**Short problem:** Wherever "Wrocławiu" appears in a line, copy that line.

**Entries shown:**

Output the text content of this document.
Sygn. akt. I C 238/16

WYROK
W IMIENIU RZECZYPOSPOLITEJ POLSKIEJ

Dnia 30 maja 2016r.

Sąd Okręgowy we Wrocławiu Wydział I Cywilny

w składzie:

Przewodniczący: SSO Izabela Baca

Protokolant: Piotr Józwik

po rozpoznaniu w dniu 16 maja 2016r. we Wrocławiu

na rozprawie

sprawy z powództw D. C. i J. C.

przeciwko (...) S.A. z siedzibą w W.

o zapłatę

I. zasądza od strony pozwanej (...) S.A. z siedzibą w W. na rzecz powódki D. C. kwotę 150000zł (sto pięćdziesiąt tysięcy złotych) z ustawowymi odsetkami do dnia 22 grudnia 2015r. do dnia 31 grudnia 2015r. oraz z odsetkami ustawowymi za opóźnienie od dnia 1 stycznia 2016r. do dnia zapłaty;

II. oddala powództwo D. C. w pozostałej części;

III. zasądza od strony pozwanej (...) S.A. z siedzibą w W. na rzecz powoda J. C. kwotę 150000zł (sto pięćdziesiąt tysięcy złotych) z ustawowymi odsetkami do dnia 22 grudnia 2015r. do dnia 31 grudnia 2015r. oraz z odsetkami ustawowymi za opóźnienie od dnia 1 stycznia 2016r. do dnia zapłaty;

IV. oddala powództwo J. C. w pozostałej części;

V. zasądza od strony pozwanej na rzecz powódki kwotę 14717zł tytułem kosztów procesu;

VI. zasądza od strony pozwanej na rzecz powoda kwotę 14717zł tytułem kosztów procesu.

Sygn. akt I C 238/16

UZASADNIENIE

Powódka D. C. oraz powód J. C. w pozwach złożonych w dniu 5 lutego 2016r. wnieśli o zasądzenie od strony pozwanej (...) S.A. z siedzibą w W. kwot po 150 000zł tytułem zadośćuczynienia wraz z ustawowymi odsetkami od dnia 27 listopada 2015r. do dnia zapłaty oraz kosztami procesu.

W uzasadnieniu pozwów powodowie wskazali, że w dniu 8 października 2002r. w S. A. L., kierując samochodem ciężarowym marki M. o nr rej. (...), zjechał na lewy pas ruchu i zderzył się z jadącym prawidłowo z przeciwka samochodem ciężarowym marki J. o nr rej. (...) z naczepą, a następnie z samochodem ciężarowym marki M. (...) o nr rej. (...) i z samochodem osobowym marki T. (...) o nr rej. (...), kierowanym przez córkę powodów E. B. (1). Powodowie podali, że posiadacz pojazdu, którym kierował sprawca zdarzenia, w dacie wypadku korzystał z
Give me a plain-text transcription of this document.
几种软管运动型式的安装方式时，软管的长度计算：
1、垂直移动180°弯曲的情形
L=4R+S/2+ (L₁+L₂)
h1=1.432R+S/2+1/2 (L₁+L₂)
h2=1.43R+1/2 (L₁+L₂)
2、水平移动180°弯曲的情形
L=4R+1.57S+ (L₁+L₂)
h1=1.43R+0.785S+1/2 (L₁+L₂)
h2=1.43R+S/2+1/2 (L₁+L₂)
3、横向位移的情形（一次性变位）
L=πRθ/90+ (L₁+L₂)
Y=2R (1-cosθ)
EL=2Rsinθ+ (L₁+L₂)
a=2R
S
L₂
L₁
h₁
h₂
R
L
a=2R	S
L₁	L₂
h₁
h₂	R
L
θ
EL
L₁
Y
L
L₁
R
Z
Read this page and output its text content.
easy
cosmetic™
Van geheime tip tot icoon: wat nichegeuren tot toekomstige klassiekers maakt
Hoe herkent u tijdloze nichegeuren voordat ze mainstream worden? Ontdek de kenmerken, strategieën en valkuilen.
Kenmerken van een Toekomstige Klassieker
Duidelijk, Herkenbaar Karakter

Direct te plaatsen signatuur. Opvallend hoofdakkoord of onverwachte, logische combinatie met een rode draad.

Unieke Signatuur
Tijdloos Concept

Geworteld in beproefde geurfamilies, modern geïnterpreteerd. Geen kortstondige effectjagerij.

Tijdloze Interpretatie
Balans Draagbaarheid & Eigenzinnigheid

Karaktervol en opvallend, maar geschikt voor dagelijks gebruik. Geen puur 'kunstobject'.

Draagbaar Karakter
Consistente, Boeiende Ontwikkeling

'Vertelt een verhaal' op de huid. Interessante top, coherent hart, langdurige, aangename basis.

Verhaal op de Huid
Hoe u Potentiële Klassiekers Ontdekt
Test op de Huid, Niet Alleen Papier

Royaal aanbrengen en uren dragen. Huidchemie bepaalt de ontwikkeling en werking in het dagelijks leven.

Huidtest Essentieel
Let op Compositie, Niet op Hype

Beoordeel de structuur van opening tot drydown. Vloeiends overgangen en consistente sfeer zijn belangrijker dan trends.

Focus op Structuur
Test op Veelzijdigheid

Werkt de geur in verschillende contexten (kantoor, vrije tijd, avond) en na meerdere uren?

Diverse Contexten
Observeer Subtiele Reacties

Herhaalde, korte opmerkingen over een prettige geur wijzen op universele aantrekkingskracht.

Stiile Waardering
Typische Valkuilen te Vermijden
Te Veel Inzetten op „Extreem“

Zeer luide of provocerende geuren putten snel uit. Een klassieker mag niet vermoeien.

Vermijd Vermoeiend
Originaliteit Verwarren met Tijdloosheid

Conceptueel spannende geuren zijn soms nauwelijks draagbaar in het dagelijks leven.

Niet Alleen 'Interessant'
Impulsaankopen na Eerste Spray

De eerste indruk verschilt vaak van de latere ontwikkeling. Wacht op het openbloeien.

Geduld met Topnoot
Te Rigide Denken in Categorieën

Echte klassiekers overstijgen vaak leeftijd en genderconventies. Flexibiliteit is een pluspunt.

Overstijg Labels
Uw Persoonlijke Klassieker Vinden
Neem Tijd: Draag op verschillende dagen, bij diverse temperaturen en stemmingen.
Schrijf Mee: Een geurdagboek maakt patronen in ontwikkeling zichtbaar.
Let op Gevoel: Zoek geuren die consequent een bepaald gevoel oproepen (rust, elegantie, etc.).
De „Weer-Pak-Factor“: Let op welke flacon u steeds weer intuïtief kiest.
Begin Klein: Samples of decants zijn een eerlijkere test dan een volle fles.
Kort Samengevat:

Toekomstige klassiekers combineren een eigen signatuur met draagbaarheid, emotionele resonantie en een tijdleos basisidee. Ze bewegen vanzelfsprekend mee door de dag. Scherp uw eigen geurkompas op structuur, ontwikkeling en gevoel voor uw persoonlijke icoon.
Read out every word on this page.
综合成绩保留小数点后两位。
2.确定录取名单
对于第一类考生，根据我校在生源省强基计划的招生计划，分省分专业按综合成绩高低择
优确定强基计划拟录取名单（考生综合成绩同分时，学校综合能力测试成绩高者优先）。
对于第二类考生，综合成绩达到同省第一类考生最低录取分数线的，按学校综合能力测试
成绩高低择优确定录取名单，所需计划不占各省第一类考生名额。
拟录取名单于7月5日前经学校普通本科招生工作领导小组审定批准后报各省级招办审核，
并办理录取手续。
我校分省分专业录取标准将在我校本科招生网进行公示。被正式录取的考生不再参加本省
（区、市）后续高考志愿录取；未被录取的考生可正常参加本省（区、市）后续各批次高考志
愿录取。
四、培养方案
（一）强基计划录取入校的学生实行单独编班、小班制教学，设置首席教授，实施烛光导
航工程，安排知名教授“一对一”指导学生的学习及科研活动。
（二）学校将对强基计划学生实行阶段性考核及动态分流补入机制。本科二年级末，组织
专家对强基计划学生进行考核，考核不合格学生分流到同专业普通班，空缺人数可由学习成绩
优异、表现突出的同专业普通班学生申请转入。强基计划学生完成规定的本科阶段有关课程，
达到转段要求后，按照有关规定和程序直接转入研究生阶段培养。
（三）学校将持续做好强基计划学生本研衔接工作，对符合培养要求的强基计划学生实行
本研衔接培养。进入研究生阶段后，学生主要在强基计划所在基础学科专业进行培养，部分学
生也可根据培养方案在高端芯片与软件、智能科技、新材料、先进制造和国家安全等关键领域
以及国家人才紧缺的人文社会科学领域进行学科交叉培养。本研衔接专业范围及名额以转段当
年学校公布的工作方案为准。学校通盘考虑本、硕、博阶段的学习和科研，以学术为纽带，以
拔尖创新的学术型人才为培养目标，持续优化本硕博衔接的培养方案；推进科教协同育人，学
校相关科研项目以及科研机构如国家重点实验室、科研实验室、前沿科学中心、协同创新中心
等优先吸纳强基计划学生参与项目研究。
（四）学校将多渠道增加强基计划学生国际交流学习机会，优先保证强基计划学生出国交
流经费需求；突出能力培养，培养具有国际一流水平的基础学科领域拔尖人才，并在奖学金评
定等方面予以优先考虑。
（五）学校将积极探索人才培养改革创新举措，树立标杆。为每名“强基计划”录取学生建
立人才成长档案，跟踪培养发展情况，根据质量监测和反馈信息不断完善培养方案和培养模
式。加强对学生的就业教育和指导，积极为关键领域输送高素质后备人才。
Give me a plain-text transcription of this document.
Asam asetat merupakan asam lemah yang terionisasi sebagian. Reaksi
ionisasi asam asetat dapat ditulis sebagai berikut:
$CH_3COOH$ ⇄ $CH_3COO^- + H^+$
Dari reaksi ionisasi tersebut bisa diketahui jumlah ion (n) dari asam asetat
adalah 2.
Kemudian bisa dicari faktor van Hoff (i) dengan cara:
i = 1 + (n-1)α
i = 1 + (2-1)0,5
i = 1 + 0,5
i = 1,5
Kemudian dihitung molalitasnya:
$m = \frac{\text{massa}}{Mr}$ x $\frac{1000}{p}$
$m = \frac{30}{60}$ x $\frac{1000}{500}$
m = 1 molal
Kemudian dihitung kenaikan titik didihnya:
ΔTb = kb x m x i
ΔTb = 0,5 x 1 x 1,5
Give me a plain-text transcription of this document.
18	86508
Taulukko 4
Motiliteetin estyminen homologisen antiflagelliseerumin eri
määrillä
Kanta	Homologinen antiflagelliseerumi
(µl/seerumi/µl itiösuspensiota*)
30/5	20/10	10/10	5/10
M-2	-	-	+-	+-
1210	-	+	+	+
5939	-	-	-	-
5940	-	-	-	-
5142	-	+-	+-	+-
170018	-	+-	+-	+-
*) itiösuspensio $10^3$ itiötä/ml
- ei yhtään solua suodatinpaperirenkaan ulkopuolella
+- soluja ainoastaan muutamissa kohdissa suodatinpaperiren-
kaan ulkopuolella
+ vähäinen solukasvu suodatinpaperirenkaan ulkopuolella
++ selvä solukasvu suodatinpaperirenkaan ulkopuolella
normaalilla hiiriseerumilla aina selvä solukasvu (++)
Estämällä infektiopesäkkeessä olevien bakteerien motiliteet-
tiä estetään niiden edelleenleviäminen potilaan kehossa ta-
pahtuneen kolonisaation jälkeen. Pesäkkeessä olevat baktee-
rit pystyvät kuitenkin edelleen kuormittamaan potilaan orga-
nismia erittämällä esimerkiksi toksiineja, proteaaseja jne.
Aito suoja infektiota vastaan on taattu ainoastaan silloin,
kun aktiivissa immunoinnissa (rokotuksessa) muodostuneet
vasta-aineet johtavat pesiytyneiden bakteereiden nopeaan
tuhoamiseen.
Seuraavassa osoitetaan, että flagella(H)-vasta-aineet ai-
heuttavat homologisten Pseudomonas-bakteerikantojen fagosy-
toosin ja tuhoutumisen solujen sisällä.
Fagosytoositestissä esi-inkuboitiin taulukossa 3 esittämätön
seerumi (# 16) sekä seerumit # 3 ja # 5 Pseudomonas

**The solution:**
Sąd Okręgowy we Wrocławiu Wydział I Cywilny
po rozpoznaniu w dniu 16 maja 2016r. we Wrocławiu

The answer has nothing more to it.